◆ GIVEN RECORDS:
####################

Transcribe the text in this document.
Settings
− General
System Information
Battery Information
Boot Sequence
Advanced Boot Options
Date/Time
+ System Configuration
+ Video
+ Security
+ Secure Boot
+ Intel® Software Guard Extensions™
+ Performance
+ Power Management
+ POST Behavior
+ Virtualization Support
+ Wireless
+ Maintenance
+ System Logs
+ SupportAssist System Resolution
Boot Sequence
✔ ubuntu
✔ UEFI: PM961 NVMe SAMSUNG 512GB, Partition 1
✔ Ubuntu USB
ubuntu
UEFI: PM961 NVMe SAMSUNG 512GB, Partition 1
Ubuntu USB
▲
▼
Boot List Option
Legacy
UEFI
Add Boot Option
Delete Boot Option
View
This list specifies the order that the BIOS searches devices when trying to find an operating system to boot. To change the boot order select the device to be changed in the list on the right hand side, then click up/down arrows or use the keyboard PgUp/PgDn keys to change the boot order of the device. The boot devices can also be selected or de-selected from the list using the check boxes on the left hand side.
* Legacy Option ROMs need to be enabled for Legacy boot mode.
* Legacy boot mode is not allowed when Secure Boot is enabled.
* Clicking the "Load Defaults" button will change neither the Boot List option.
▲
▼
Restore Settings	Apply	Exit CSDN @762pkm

####################

◆ GIVEN TASK:
Repeat the records above in full, character for character.

◆ SOLUTION FOR THIS EXERCISE:
Transcribe the text in this document.
Settings
− General
System Information
Battery Information
Boot Sequence
Advanced Boot Options
Date/Time
+ System Configuration
+ Video
+ Security
+ Secure Boot
+ Intel® Software Guard Extensions™
+ Performance
+ Power Management
+ POST Behavior
+ Virtualization Support
+ Wireless
+ Maintenance
+ System Logs
+ SupportAssist System Resolution
Boot Sequence
✔ ubuntu
✔ UEFI: PM961 NVMe SAMSUNG 512GB, Partition 1
✔ Ubuntu USB
ubuntu
UEFI: PM961 NVMe SAMSUNG 512GB, Partition 1
Ubuntu USB
▲
▼
Boot List Option
Legacy
UEFI
Add Boot Option
Delete Boot Option
View
This list specifies the order that the BIOS searches devices when trying to find an operating system to boot. To change the boot order select the device to be changed in the list on the right hand side, then click up/down arrows or use the keyboard PgUp/PgDn keys to change the boot order of the device. The boot devices can also be selected or de-selected from the list using the check boxes on the left hand side.
* Legacy Option ROMs need to be enabled for Legacy boot mode.
* Legacy boot mode is not allowed when Secure Boot is enabled.
* Clicking the "Load Defaults" button will change neither the Boot List option.
▲
▼
Restore Settings	Apply	Exit CSDN @762pkm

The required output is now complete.